◆ Material:
— begin —
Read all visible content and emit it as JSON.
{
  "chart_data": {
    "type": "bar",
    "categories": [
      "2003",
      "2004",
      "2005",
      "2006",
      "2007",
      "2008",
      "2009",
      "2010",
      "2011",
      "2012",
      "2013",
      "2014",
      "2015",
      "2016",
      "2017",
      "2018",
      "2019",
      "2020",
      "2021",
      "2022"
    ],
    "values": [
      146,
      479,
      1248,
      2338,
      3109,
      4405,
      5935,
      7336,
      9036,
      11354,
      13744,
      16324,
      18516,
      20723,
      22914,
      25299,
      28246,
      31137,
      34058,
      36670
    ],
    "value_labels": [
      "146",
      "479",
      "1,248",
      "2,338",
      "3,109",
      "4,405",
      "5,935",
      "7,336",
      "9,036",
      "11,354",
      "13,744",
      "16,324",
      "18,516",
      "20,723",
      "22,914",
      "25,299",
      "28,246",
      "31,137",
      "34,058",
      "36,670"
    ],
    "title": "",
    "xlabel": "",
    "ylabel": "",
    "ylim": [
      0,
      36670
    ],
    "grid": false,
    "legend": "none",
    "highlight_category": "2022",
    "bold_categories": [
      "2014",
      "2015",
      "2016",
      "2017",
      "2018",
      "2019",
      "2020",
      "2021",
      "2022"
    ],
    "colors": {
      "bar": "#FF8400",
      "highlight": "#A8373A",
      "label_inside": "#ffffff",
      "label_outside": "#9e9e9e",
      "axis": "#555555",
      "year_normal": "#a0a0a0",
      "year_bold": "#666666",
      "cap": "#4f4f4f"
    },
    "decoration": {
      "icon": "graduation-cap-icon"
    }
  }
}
— end —
— begin —
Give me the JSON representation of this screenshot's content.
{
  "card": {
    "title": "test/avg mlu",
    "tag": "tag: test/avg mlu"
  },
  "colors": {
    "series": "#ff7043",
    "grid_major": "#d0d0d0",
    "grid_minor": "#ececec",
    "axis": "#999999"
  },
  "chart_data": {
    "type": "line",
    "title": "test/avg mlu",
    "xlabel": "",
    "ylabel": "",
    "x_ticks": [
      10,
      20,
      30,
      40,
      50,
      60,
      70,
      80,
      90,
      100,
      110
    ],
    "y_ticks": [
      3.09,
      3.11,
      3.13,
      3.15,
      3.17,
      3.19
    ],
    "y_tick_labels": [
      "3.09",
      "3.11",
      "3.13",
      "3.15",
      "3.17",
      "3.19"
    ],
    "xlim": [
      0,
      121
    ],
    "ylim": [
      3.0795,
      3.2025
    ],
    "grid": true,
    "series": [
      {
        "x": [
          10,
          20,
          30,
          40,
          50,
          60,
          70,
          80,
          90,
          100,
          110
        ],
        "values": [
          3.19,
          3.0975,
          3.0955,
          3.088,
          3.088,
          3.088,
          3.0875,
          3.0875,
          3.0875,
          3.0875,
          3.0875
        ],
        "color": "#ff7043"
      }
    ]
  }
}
— end —
◆ Aim of the task: Copy each line of the preceding data that contains the string "JSON".

◆ Reply:
Read all visible content and emit it as JSON.
Give me the JSON representation of this screenshot's content.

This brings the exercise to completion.